## TASK OBJECTIVE:
Without the images, write out all of the following entries exactly.

++++ LISTED RECORDS

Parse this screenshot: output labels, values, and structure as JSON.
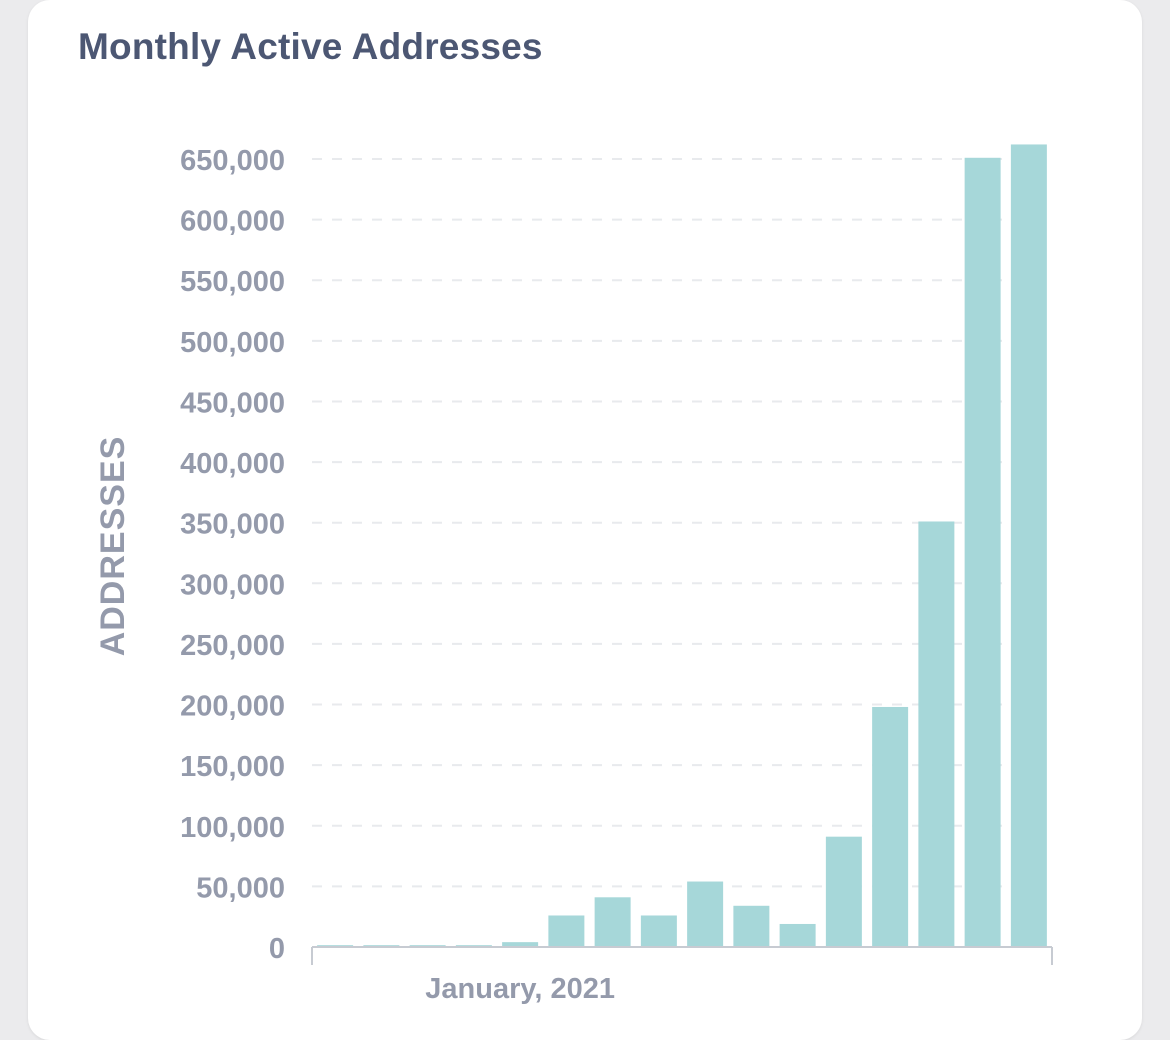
{
  "card": {
    "title": "Monthly Active Addresses"
  },
  "chart_data": {
    "type": "bar",
    "title": "Monthly Active Addresses",
    "xlabel": "",
    "ylabel": "ADDRESSES",
    "ylim": [
      0,
      650000
    ],
    "yticks": [
      0,
      50000,
      100000,
      150000,
      200000,
      250000,
      300000,
      350000,
      400000,
      450000,
      500000,
      550000,
      600000,
      650000
    ],
    "ytick_labels": [
      "0",
      "50,000",
      "100,000",
      "150,000",
      "200,000",
      "250,000",
      "300,000",
      "350,000",
      "400,000",
      "450,000",
      "500,000",
      "550,000",
      "600,000",
      "650,000"
    ],
    "xtick_labels": [
      {
        "index": 4,
        "label": "January, 2021"
      }
    ],
    "values": [
      1500,
      1500,
      1500,
      1500,
      4000,
      26000,
      41000,
      26000,
      54000,
      34000,
      19000,
      91000,
      198000,
      351000,
      651000,
      662000
    ],
    "bar_color": "#a6d7d9",
    "grid": true,
    "legend": "none"
  }
}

++++++++

## OUTPUT:
Parse this screenshot: output labels, values, and structure as JSON.
{
  "card": {
    "title": "Monthly Active Addresses"
  },
  "chart_data": {
    "type": "bar",
    "title": "Monthly Active Addresses",
    "xlabel": "",
    "ylabel": "ADDRESSES",
    "ylim": [
      0,
      650000
    ],
    "yticks": [
      0,
      50000,
      100000,
      150000,
      200000,
      250000,
      300000,
      350000,
      400000,
      450000,
      500000,
      550000,
      600000,
      650000
    ],
    "ytick_labels": [
      "0",
      "50,000",
      "100,000",
      "150,000",
      "200,000",
      "250,000",
      "300,000",
      "350,000",
      "400,000",
      "450,000",
      "500,000",
      "550,000",
      "600,000",
      "650,000"
    ],
    "xtick_labels": [
      {
        "index": 4,
        "label": "January, 2021"
      }
    ],
    "values": [
      1500,
      1500,
      1500,
      1500,
      4000,
      26000,
      41000,
      26000,
      54000,
      34000,
      19000,
      91000,
      198000,
      351000,
      651000,
      662000
    ],
    "bar_color": "#a6d7d9",
    "grid": true,
    "legend": "none"
  }
}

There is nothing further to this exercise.